• EXTRACTED ENTRIES
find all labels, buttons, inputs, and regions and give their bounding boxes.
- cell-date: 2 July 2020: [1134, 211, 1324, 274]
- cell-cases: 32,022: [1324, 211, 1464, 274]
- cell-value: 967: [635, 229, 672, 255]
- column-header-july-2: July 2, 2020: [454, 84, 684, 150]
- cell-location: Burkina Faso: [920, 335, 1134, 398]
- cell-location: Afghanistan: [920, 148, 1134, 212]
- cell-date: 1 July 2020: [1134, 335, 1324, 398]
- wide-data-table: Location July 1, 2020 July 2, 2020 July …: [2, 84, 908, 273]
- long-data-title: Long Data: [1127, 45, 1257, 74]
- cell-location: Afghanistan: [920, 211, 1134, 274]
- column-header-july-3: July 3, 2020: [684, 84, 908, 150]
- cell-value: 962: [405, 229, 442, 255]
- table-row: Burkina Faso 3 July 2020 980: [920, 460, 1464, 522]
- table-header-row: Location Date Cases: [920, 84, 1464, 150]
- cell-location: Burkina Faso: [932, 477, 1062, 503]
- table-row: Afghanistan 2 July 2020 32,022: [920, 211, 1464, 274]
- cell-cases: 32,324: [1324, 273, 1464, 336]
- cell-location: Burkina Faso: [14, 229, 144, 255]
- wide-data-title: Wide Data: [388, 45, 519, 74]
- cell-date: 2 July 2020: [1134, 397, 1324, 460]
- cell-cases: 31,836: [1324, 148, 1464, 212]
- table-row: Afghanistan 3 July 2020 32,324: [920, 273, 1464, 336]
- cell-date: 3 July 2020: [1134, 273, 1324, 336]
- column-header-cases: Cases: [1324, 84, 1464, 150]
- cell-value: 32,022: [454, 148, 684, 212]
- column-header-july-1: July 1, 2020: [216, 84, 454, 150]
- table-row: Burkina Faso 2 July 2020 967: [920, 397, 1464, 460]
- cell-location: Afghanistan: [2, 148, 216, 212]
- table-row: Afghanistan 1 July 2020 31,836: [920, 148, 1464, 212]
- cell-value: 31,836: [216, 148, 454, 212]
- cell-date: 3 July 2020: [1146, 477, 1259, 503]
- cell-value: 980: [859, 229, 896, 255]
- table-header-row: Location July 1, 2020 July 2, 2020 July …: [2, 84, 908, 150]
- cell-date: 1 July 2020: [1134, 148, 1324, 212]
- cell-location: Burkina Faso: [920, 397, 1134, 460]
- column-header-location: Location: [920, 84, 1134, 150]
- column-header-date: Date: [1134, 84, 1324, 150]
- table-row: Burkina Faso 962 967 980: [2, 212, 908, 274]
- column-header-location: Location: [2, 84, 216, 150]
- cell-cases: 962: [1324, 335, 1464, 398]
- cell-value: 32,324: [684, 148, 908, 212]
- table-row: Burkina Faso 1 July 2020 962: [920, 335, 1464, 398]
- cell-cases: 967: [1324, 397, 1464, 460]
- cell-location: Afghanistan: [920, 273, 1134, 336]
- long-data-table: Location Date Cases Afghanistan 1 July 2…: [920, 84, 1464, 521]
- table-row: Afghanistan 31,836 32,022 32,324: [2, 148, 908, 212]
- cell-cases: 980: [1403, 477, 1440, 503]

• WORK REQUIRED
Copy every line of the records above verbatim, keeping the original order, wording, punctuation and bounding-box coordinates.

• REPLY TO THE TASK
find all labels, buttons, inputs, and regions and give their bounding boxes.
- cell-date: 2 July 2020: [1134, 211, 1324, 274]
- cell-cases: 32,022: [1324, 211, 1464, 274]
- cell-value: 967: [635, 229, 672, 255]
- column-header-july-2: July 2, 2020: [454, 84, 684, 150]
- cell-location: Burkina Faso: [920, 335, 1134, 398]
- cell-location: Afghanistan: [920, 148, 1134, 212]
- cell-date: 1 July 2020: [1134, 335, 1324, 398]
- wide-data-table: Location July 1, 2020 July 2, 2020 July …: [2, 84, 908, 273]
- long-data-title: Long Data: [1127, 45, 1257, 74]
- cell-location: Afghanistan: [920, 211, 1134, 274]
- column-header-july-3: July 3, 2020: [684, 84, 908, 150]
- cell-value: 962: [405, 229, 442, 255]
- table-row: Burkina Faso 3 July 2020 980: [920, 460, 1464, 522]
- table-header-row: Location Date Cases: [920, 84, 1464, 150]
- cell-location: Burkina Faso: [932, 477, 1062, 503]
- table-row: Afghanistan 2 July 2020 32,022: [920, 211, 1464, 274]
- cell-cases: 32,324: [1324, 273, 1464, 336]
- cell-location: Burkina Faso: [14, 229, 144, 255]
- wide-data-title: Wide Data: [388, 45, 519, 74]
- cell-date: 2 July 2020: [1134, 397, 1324, 460]
- cell-cases: 31,836: [1324, 148, 1464, 212]
- table-row: Afghanistan 3 July 2020 32,324: [920, 273, 1464, 336]
- cell-date: 3 July 2020: [1134, 273, 1324, 336]
- column-header-cases: Cases: [1324, 84, 1464, 150]
- cell-value: 32,022: [454, 148, 684, 212]
- column-header-july-1: July 1, 2020: [216, 84, 454, 150]
- table-row: Burkina Faso 2 July 2020 967: [920, 397, 1464, 460]
- cell-location: Afghanistan: [2, 148, 216, 212]
- table-row: Afghanistan 1 July 2020 31,836: [920, 148, 1464, 212]
- cell-value: 31,836: [216, 148, 454, 212]
- cell-date: 3 July 2020: [1146, 477, 1259, 503]
- cell-value: 980: [859, 229, 896, 255]
- table-header-row: Location July 1, 2020 July 2, 2020 July …: [2, 84, 908, 150]
- cell-date: 1 July 2020: [1134, 148, 1324, 212]
- cell-location: Burkina Faso: [920, 397, 1134, 460]
- column-header-location: Location: [920, 84, 1134, 150]
- column-header-date: Date: [1134, 84, 1324, 150]
- table-row: Burkina Faso 962 967 980: [2, 212, 908, 274]
- column-header-location: Location: [2, 84, 216, 150]
- cell-cases: 962: [1324, 335, 1464, 398]
- cell-value: 32,324: [684, 148, 908, 212]
- table-row: Burkina Faso 1 July 2020 962: [920, 335, 1464, 398]
- cell-cases: 967: [1324, 397, 1464, 460]
- cell-location: Afghanistan: [920, 273, 1134, 336]
- long-data-table: Location Date Cases Afghanistan 1 July 2…: [920, 84, 1464, 521]
- table-row: Afghanistan 31,836 32,022 32,324: [2, 148, 908, 212]
- cell-cases: 980: [1403, 477, 1440, 503]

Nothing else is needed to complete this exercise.